### EXERCISE PROMPT
Copy out each line of the data that includes the string "JSON".

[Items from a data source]
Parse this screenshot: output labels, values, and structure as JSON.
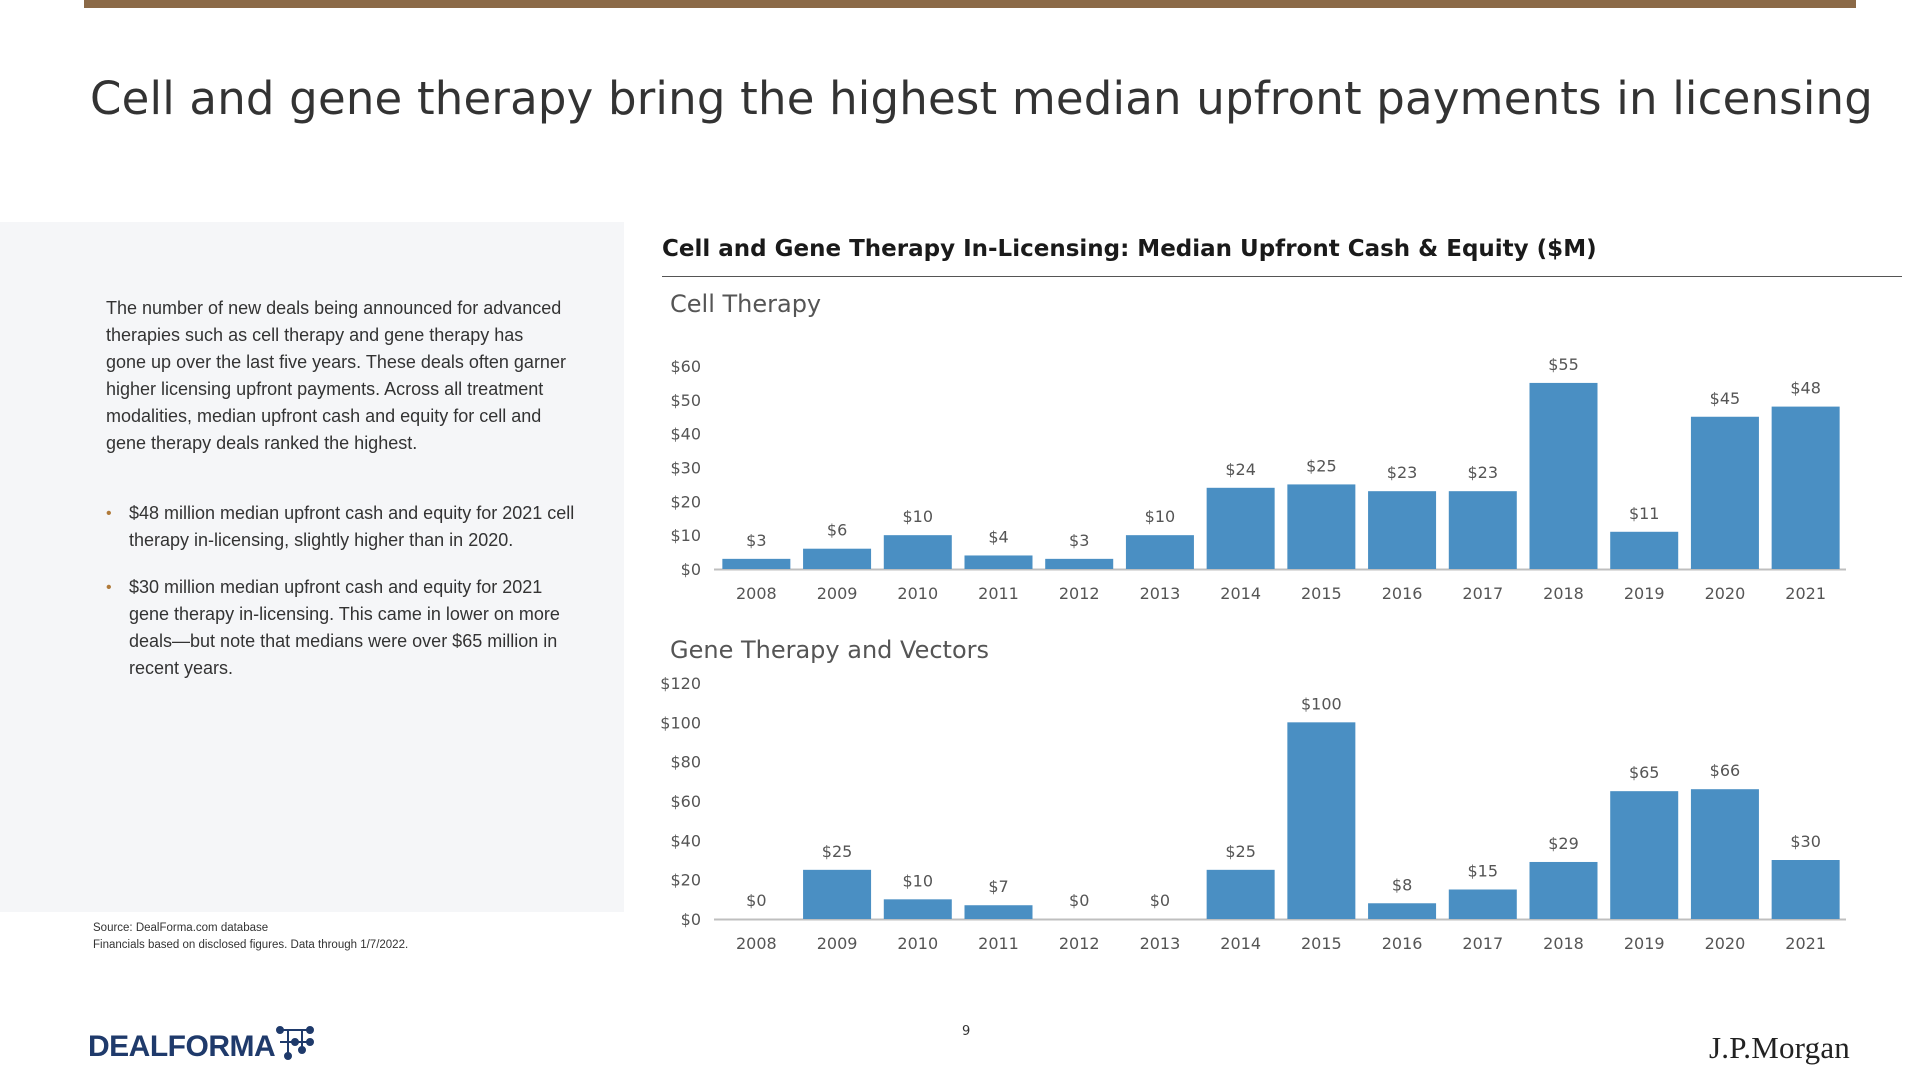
{
  "title": "Cell and gene therapy bring the highest median upfront payments in licensing",
  "intro": "The number of new deals being announced for advanced therapies such as cell therapy and gene therapy has gone up over the last five years. These deals often garner higher licensing upfront payments. Across all treatment modalities, median upfront cash and equity for cell and gene therapy deals ranked the highest.",
  "bullets": [
    "$48 million median upfront cash and equity for 2021 cell therapy in-licensing, slightly higher than in 2020.",
    "$30 million median upfront cash and equity for 2021 gene therapy in-licensing. This came in lower on more deals—but note that medians were over $65 million in recent years."
  ],
  "source": {
    "line1": "Source: DealForma.com database",
    "line2": "Financials based on disclosed figures. Data through 1/7/2022."
  },
  "chart_heading": "Cell and Gene Therapy In-Licensing: Median Upfront Cash & Equity ($M)",
  "page_number": "9",
  "logos": {
    "dealforma": "DEALFORMA",
    "jpmorgan": "J.P.Morgan"
  },
  "colors": {
    "bar": "#4a8fc3",
    "accent_rule": "#8b6a47",
    "panel": "#f5f6f8"
  },
  "chart_data": [
    {
      "type": "bar",
      "title": "Cell Therapy",
      "categories": [
        "2008",
        "2009",
        "2010",
        "2011",
        "2012",
        "2013",
        "2014",
        "2015",
        "2016",
        "2017",
        "2018",
        "2019",
        "2020",
        "2021"
      ],
      "values": [
        3,
        6,
        10,
        4,
        3,
        10,
        24,
        25,
        23,
        23,
        55,
        11,
        45,
        48
      ],
      "labels": [
        "$3",
        "$6",
        "$10",
        "$4",
        "$3",
        "$10",
        "$24",
        "$25",
        "$23",
        "$23",
        "$55",
        "$11",
        "$45",
        "$48"
      ],
      "yticks": [
        "$0",
        "$10",
        "$20",
        "$30",
        "$40",
        "$50",
        "$60"
      ],
      "ylim": [
        0,
        60
      ],
      "grid": false
    },
    {
      "type": "bar",
      "title": "Gene Therapy and Vectors",
      "categories": [
        "2008",
        "2009",
        "2010",
        "2011",
        "2012",
        "2013",
        "2014",
        "2015",
        "2016",
        "2017",
        "2018",
        "2019",
        "2020",
        "2021"
      ],
      "values": [
        0,
        25,
        10,
        7,
        0,
        0,
        25,
        100,
        8,
        15,
        29,
        65,
        66,
        30
      ],
      "labels": [
        "$0",
        "$25",
        "$10",
        "$7",
        "$0",
        "$0",
        "$25",
        "$100",
        "$8",
        "$15",
        "$29",
        "$65",
        "$66",
        "$30"
      ],
      "yticks": [
        "$0",
        "$20",
        "$40",
        "$60",
        "$80",
        "$100",
        "$120"
      ],
      "ylim": [
        0,
        120
      ],
      "grid": false
    }
  ]
}
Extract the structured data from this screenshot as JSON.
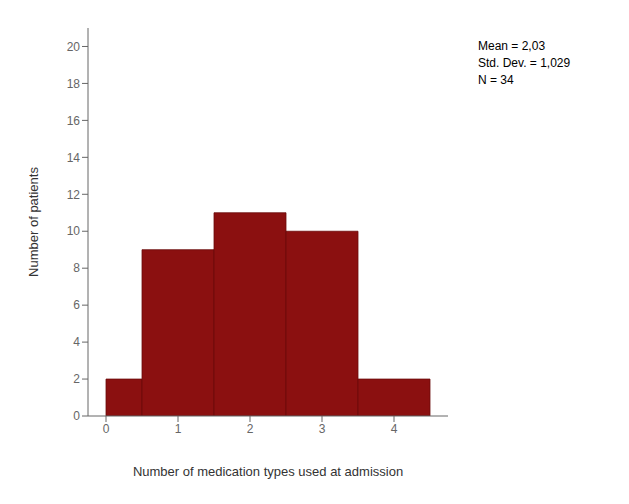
{
  "chart_data": {
    "type": "histogram",
    "bins": [
      0,
      0.5,
      1.5,
      2.5,
      3.5,
      4.5
    ],
    "values": [
      2,
      9,
      11,
      10,
      2
    ],
    "color": "#8B1010",
    "xlabel": "Number of medication types used at admission",
    "ylabel": "Number of patients",
    "xlim": [
      -0.25,
      4.75
    ],
    "xticks": [
      0,
      1,
      2,
      3,
      4
    ],
    "ylim": [
      0,
      21
    ],
    "yticks": [
      0,
      2,
      4,
      6,
      8,
      10,
      12,
      14,
      16,
      18,
      20
    ],
    "grid": false,
    "annotations": [
      "Mean = 2,03",
      "Std. Dev. = 1,029",
      "N = 34"
    ]
  }
}
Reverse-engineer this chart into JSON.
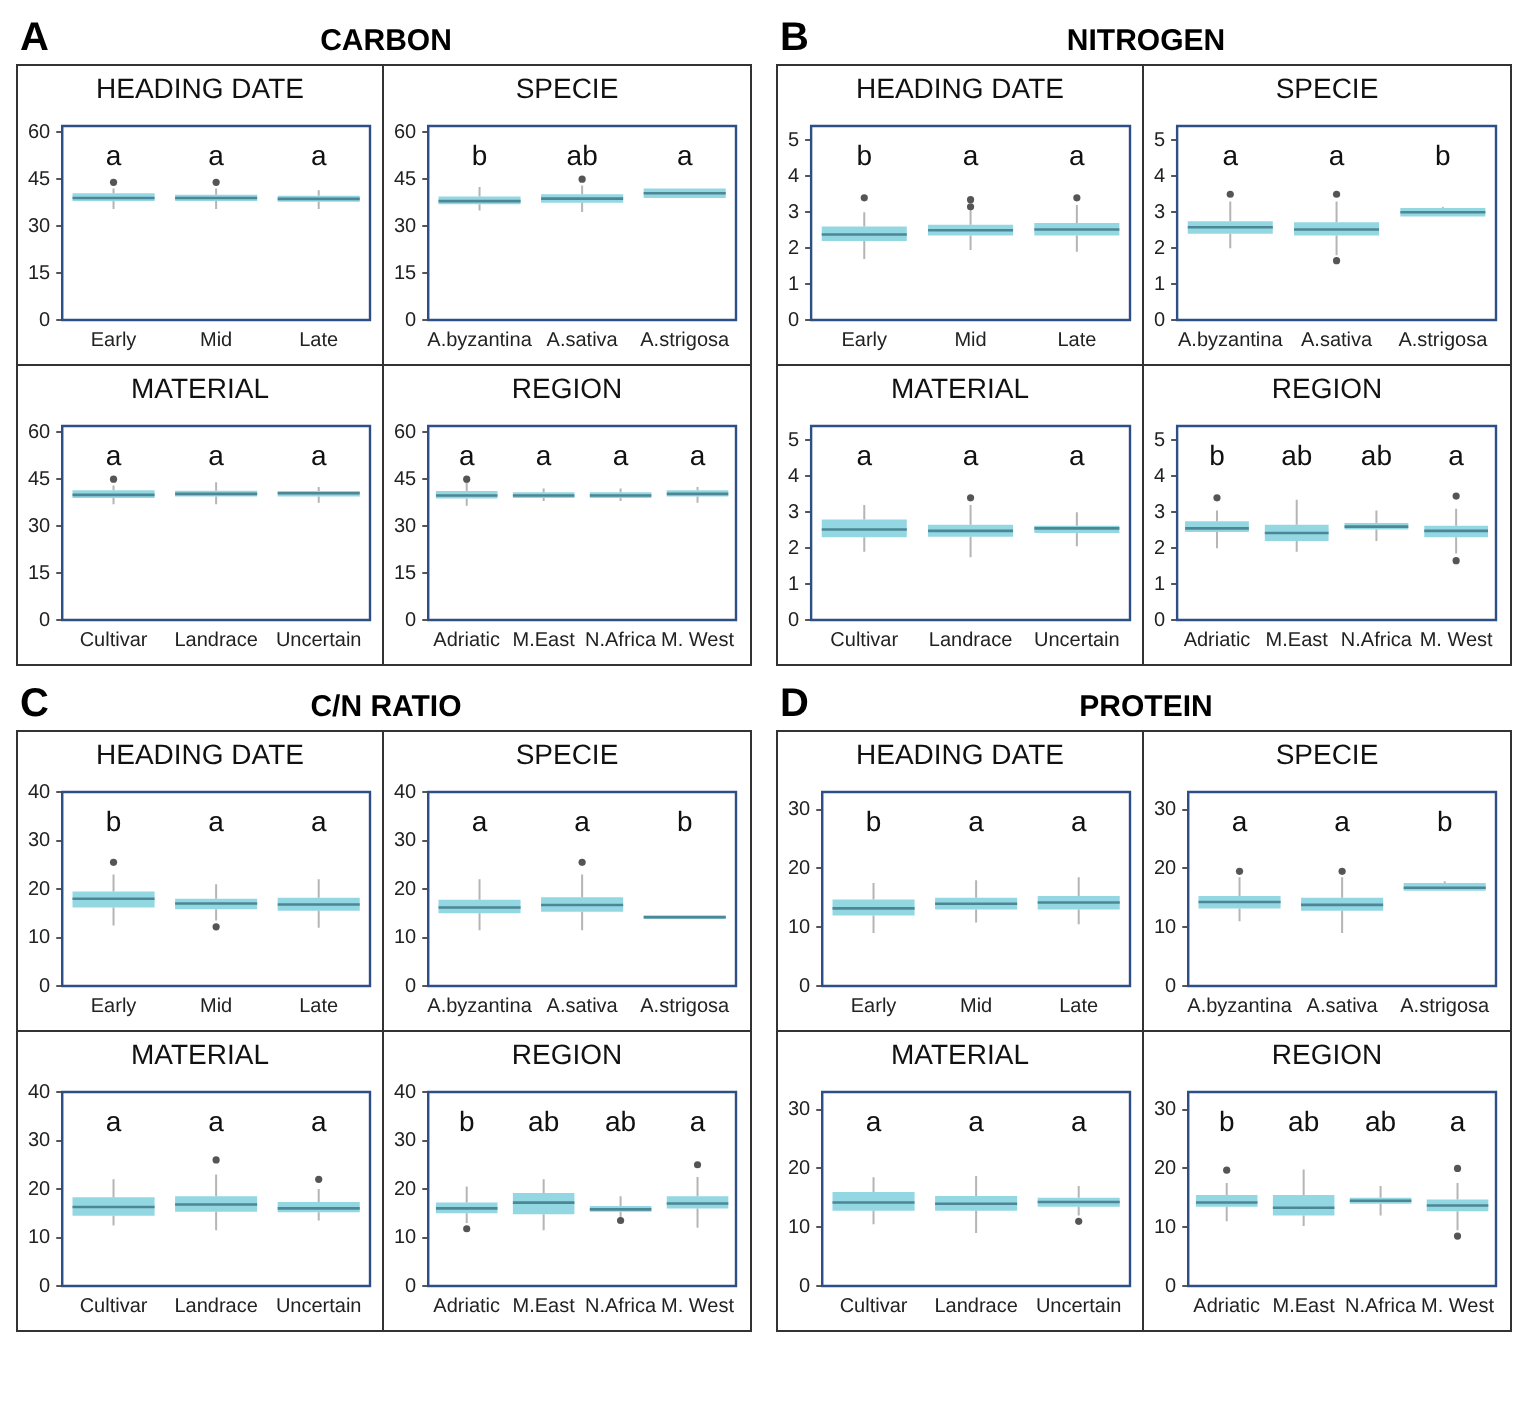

### RESULT FOR THIS EXERCISE
Parse this screenshot: output labels, values, and structure as JSON.
Extract the structured data from this screenshot as JSON.
Reverse-engineer this chart into JSON.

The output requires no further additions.